# Instructions for the task
Copy out every line containing the word "between".

# Record extracts
------------------------------------------------------------
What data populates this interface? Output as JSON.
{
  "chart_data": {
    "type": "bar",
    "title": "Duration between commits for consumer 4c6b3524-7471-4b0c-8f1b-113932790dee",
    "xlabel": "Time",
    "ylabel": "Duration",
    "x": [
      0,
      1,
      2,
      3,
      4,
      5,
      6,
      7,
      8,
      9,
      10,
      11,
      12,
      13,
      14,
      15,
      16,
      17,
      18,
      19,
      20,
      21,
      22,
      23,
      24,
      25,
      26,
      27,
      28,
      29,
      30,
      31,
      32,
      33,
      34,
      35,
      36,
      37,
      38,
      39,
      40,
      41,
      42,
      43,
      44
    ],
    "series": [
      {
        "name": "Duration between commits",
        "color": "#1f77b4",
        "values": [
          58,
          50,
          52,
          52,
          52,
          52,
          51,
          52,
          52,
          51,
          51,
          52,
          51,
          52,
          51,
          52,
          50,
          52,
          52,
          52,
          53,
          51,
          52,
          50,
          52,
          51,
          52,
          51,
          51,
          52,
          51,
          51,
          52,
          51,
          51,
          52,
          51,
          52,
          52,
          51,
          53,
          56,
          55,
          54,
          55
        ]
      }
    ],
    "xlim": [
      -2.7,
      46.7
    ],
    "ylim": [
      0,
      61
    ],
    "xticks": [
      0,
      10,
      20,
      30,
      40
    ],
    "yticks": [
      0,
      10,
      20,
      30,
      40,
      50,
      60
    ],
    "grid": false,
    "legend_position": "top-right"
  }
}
------------------------------------------------------------
# Result below
    "title": "Duration between commits for consumer 4c6b3524-7471-4b0c-8f1b-113932790dee",
        "name": "Duration between commits",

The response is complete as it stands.